TUGAS WAJIB:
1. Tentukan apakah pernyataan (a), (b), dan (c) sesuai dengan teks tentang Gustavo Gutierrez. Jawab ya atau tidak untuk masing-masing dan sertakan kutipan persis dari teks yang menjadi penentunya. (a) Gutierrez lahir di sebuah kawasan miskin di Lima. (b) Gutierrez mempunyai dua saudara laki-laki. (c) Gutierrez meraih gelar doktor dari Universitas San Marcos.
2. Salin kata demi kata bagian teks tentang Gustavo Gutierrez, seluruhnya mulai dari "Ia menjadi anggota" hingga "pembebasan melawan kemiskinan.".

Secara internal gerakan ini muncul berbarengan dengan perkembangan
aliran-aliran teologis dan keterbukaan terhadap perkembangan sains sosial
modern.
B. Pendiri
Teologi Pembebasan
Gustavo
Gutierrez Merino Lahir pada tanggal 8 Juni 1928 di Monserat, sebuah kawasan
miskin di Lima, Ibu kota Peru. Ia berasal dari keluarga sederhana yang berdarah
Mestizo, keturunan campuran Hispanic (Spanyol) dan Indian. Gutierrez adalah
satu-satunya anak laki-laki dari tiga bersaudara. Meskipun ada
kesulitan-kesulitan ekonomi, ia tidak mengalami kekurangan cinta dari
keluarganya. Ketika berada di bangku sekolah menengah, Gutierrez diserang
penyakit Osteomiletis. Penyakit ini menyebabkan kepincangan permanen pada
kakinya. Penyakit ini pulalah yang menuntun dia memilih jurusan farmasi pada
Universitas San Marcos, Lima. Tetapi, kemudian ia memutuskan untuk masuk
seminari dan belajar filsafat-teologi di Seminari Santiago de Chile.[4]
Kehidupan Gustavo yang lahir dari keluarga sederhana dan
perjumpaannya kepada Tuhan membuatnya mengambil keputusan untuk memperhatikan orang-orang kecil yang tertindas dan mendorongnya
untuk melakukan kontekstualisasi dalam berteologi. Menurut Gutierrez pendekatan
teologi Barat yang dia pelajari tidak dapat diaplikasikan dalam situasi
masyarakat di Amerika Latin. Menurut dia, butuh pendekatan khas untuk
berteologi dalam situasi yang sangat memprihatinkan di Amerika Latin waktu itu.
Ia menjadi anggota Akademi
Bahasa Peru, dan pada 1993 dan dianugerahi Legiun Kehormatan oleh pemerintah
Perancis untuk karyanya yang tak mengenal lelah. Gutierrez pernah belajar
kedokteran dan sastra, psikologi dan filsafat, dan mendapat gelar doktor dari
Institut Pastoral d'Etudes Religieuses (IPER), Université Catholique di Lyon.
Karya terobosan Gutiérrez, A Theology
of Liberation: History, Politics,
Salvation tahun1971(Suatu Teologi Pembebasan: Sejarah, Politik, Keselamatan”)
menjelaskan pemahamannya tentang kemiskinan Kristen sebagai suatu tindakan
solidaritas penuh cinta kasih dengan kaum miskin maupun sebagai protes
pembebasan melawan kemiskinan.
a.

KUTIPAN SUMBER:
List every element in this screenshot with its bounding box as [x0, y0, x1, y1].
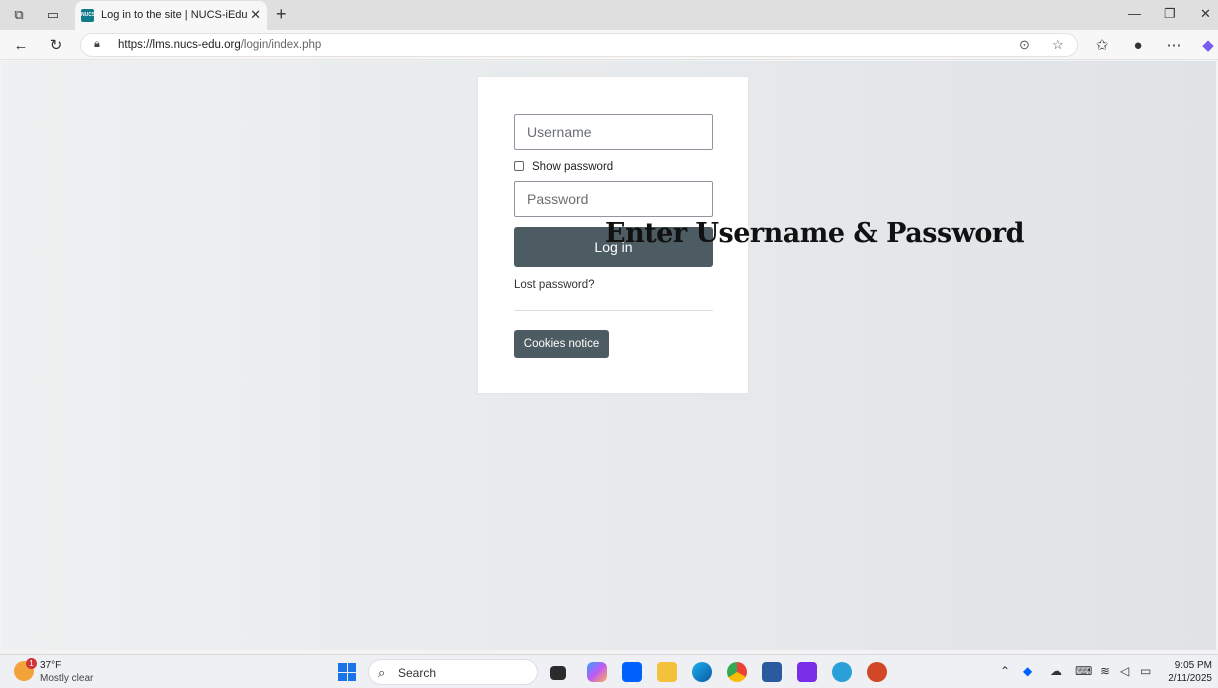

JAWABAN TIAP TUGAS:
1.
(a) Ya: "Lahir pada tanggal 8 Juni 1928 di Monserat, sebuah kawasan miskin di Lima"
(b) Tidak: "Gutierrez adalah satu-satunya anak laki-laki dari tiga bersaudara"
(c) Tidak: "mendapat gelar doktor dari Institut Pastoral d'Etudes Religieuses (IPER), Université Catholique di Lyon"

2.
Ia menjadi anggota Akademi
Bahasa Peru, dan pada 1993 dan dianugerahi Legiun Kehormatan oleh pemerintah
Perancis untuk karyanya yang tak mengenal lelah. Gutierrez pernah belajar
kedokteran dan sastra, psikologi dan filsafat, dan mendapat gelar doktor dari
Institut Pastoral d'Etudes Religieuses (IPER), Université Catholique di Lyon.
Karya terobosan Gutiérrez, A Theology
of Liberation: History, Politics,
Salvation tahun1971(Suatu Teologi Pembebasan: Sejarah, Politik, Keselamatan”)
menjelaskan pemahamannya tentang kemiskinan Kristen sebagai suatu tindakan
solidaritas penuh cinta kasih dengan kaum miskin maupun sebagai protes
pembebasan melawan kemiskinan.